Without the pictures, reproduce the records that follow exactly.

(Data extracted from a collection)
================

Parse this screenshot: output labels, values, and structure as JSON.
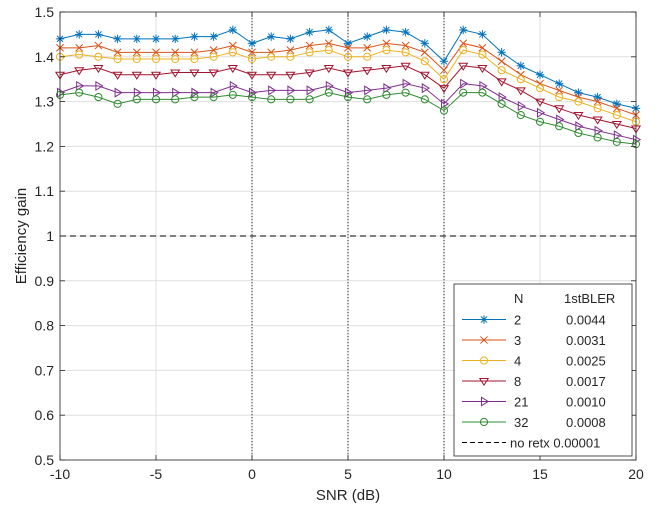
{
  "chart_data": {
    "type": "line",
    "xlabel": "SNR (dB)",
    "ylabel": "Efficiency gain",
    "xlim": [
      -10,
      20
    ],
    "ylim": [
      0.5,
      1.5
    ],
    "xticks": [
      -10,
      -5,
      0,
      5,
      10,
      15,
      20
    ],
    "yticks": [
      0.5,
      0.6,
      0.7,
      0.8,
      0.9,
      1,
      1.1,
      1.2,
      1.3,
      1.4,
      1.5
    ],
    "grid": true,
    "legend_position": "bottom-right",
    "legend_headers": [
      "N",
      "1stBLER"
    ],
    "vertical_markers": [
      0,
      5,
      10
    ],
    "x": [
      -10,
      -9,
      -8,
      -7,
      -6,
      -5,
      -4,
      -3,
      -2,
      -1,
      0,
      1,
      2,
      3,
      4,
      5,
      6,
      7,
      8,
      9,
      10,
      11,
      12,
      13,
      14,
      15,
      16,
      17,
      18,
      19,
      20
    ],
    "series": [
      {
        "name": "2",
        "bler": "0.0044",
        "color": "#0072BD",
        "marker": "asterisk",
        "values": [
          1.44,
          1.45,
          1.45,
          1.44,
          1.44,
          1.44,
          1.44,
          1.445,
          1.445,
          1.46,
          1.43,
          1.445,
          1.44,
          1.455,
          1.46,
          1.43,
          1.445,
          1.46,
          1.455,
          1.43,
          1.39,
          1.46,
          1.45,
          1.41,
          1.38,
          1.36,
          1.34,
          1.32,
          1.31,
          1.295,
          1.285
        ]
      },
      {
        "name": "3",
        "bler": "0.0031",
        "color": "#D95319",
        "marker": "x",
        "values": [
          1.42,
          1.42,
          1.425,
          1.41,
          1.41,
          1.41,
          1.41,
          1.41,
          1.415,
          1.425,
          1.41,
          1.41,
          1.415,
          1.425,
          1.43,
          1.42,
          1.42,
          1.43,
          1.425,
          1.41,
          1.37,
          1.43,
          1.42,
          1.39,
          1.36,
          1.34,
          1.325,
          1.31,
          1.3,
          1.285,
          1.27
        ]
      },
      {
        "name": "4",
        "bler": "0.0025",
        "color": "#EDB120",
        "marker": "circle",
        "values": [
          1.4,
          1.405,
          1.4,
          1.395,
          1.395,
          1.395,
          1.395,
          1.395,
          1.4,
          1.41,
          1.395,
          1.4,
          1.4,
          1.41,
          1.415,
          1.4,
          1.4,
          1.415,
          1.41,
          1.39,
          1.35,
          1.415,
          1.405,
          1.37,
          1.35,
          1.33,
          1.31,
          1.3,
          1.285,
          1.27,
          1.255
        ]
      },
      {
        "name": "8",
        "bler": "0.0017",
        "color": "#A2142F",
        "marker": "triangle-down",
        "values": [
          1.36,
          1.37,
          1.375,
          1.36,
          1.36,
          1.36,
          1.365,
          1.365,
          1.365,
          1.375,
          1.36,
          1.36,
          1.36,
          1.365,
          1.375,
          1.365,
          1.37,
          1.375,
          1.38,
          1.36,
          1.33,
          1.38,
          1.375,
          1.345,
          1.325,
          1.3,
          1.285,
          1.27,
          1.26,
          1.25,
          1.24
        ]
      },
      {
        "name": "21",
        "bler": "0.0010",
        "color": "#7E2F8E",
        "marker": "triangle-right",
        "values": [
          1.32,
          1.335,
          1.335,
          1.32,
          1.32,
          1.32,
          1.32,
          1.32,
          1.32,
          1.335,
          1.32,
          1.325,
          1.325,
          1.325,
          1.335,
          1.32,
          1.325,
          1.33,
          1.34,
          1.33,
          1.295,
          1.34,
          1.335,
          1.31,
          1.29,
          1.275,
          1.26,
          1.245,
          1.235,
          1.225,
          1.215
        ]
      },
      {
        "name": "32",
        "bler": "0.0008",
        "color": "#2E8B2E",
        "marker": "circle",
        "values": [
          1.315,
          1.32,
          1.31,
          1.295,
          1.305,
          1.305,
          1.305,
          1.31,
          1.31,
          1.315,
          1.31,
          1.305,
          1.305,
          1.305,
          1.32,
          1.31,
          1.305,
          1.315,
          1.32,
          1.305,
          1.28,
          1.32,
          1.32,
          1.295,
          1.27,
          1.255,
          1.245,
          1.23,
          1.22,
          1.21,
          1.205
        ]
      }
    ],
    "reference": {
      "name": "no retx",
      "bler": "0.00001",
      "value": 1,
      "color": "#000000",
      "style": "dashed"
    }
  }
}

================

**WRITTEN REPLY:**
Parse this screenshot: output labels, values, and structure as JSON.
{
  "chart_data": {
    "type": "line",
    "xlabel": "SNR (dB)",
    "ylabel": "Efficiency gain",
    "xlim": [
      -10,
      20
    ],
    "ylim": [
      0.5,
      1.5
    ],
    "xticks": [
      -10,
      -5,
      0,
      5,
      10,
      15,
      20
    ],
    "yticks": [
      0.5,
      0.6,
      0.7,
      0.8,
      0.9,
      1,
      1.1,
      1.2,
      1.3,
      1.4,
      1.5
    ],
    "grid": true,
    "legend_position": "bottom-right",
    "legend_headers": [
      "N",
      "1stBLER"
    ],
    "vertical_markers": [
      0,
      5,
      10
    ],
    "x": [
      -10,
      -9,
      -8,
      -7,
      -6,
      -5,
      -4,
      -3,
      -2,
      -1,
      0,
      1,
      2,
      3,
      4,
      5,
      6,
      7,
      8,
      9,
      10,
      11,
      12,
      13,
      14,
      15,
      16,
      17,
      18,
      19,
      20
    ],
    "series": [
      {
        "name": "2",
        "bler": "0.0044",
        "color": "#0072BD",
        "marker": "asterisk",
        "values": [
          1.44,
          1.45,
          1.45,
          1.44,
          1.44,
          1.44,
          1.44,
          1.445,
          1.445,
          1.46,
          1.43,
          1.445,
          1.44,
          1.455,
          1.46,
          1.43,
          1.445,
          1.46,
          1.455,
          1.43,
          1.39,
          1.46,
          1.45,
          1.41,
          1.38,
          1.36,
          1.34,
          1.32,
          1.31,
          1.295,
          1.285
        ]
      },
      {
        "name": "3",
        "bler": "0.0031",
        "color": "#D95319",
        "marker": "x",
        "values": [
          1.42,
          1.42,
          1.425,
          1.41,
          1.41,
          1.41,
          1.41,
          1.41,
          1.415,
          1.425,
          1.41,
          1.41,
          1.415,
          1.425,
          1.43,
          1.42,
          1.42,
          1.43,
          1.425,
          1.41,
          1.37,
          1.43,
          1.42,
          1.39,
          1.36,
          1.34,
          1.325,
          1.31,
          1.3,
          1.285,
          1.27
        ]
      },
      {
        "name": "4",
        "bler": "0.0025",
        "color": "#EDB120",
        "marker": "circle",
        "values": [
          1.4,
          1.405,
          1.4,
          1.395,
          1.395,
          1.395,
          1.395,
          1.395,
          1.4,
          1.41,
          1.395,
          1.4,
          1.4,
          1.41,
          1.415,
          1.4,
          1.4,
          1.415,
          1.41,
          1.39,
          1.35,
          1.415,
          1.405,
          1.37,
          1.35,
          1.33,
          1.31,
          1.3,
          1.285,
          1.27,
          1.255
        ]
      },
      {
        "name": "8",
        "bler": "0.0017",
        "color": "#A2142F",
        "marker": "triangle-down",
        "values": [
          1.36,
          1.37,
          1.375,
          1.36,
          1.36,
          1.36,
          1.365,
          1.365,
          1.365,
          1.375,
          1.36,
          1.36,
          1.36,
          1.365,
          1.375,
          1.365,
          1.37,
          1.375,
          1.38,
          1.36,
          1.33,
          1.38,
          1.375,
          1.345,
          1.325,
          1.3,
          1.285,
          1.27,
          1.26,
          1.25,
          1.24
        ]
      },
      {
        "name": "21",
        "bler": "0.0010",
        "color": "#7E2F8E",
        "marker": "triangle-right",
        "values": [
          1.32,
          1.335,
          1.335,
          1.32,
          1.32,
          1.32,
          1.32,
          1.32,
          1.32,
          1.335,
          1.32,
          1.325,
          1.325,
          1.325,
          1.335,
          1.32,
          1.325,
          1.33,
          1.34,
          1.33,
          1.295,
          1.34,
          1.335,
          1.31,
          1.29,
          1.275,
          1.26,
          1.245,
          1.235,
          1.225,
          1.215
        ]
      },
      {
        "name": "32",
        "bler": "0.0008",
        "color": "#2E8B2E",
        "marker": "circle",
        "values": [
          1.315,
          1.32,
          1.31,
          1.295,
          1.305,
          1.305,
          1.305,
          1.31,
          1.31,
          1.315,
          1.31,
          1.305,
          1.305,
          1.305,
          1.32,
          1.31,
          1.305,
          1.315,
          1.32,
          1.305,
          1.28,
          1.32,
          1.32,
          1.295,
          1.27,
          1.255,
          1.245,
          1.23,
          1.22,
          1.21,
          1.205
        ]
      }
    ],
    "reference": {
      "name": "no retx",
      "bler": "0.00001",
      "value": 1,
      "color": "#000000",
      "style": "dashed"
    }
  }
}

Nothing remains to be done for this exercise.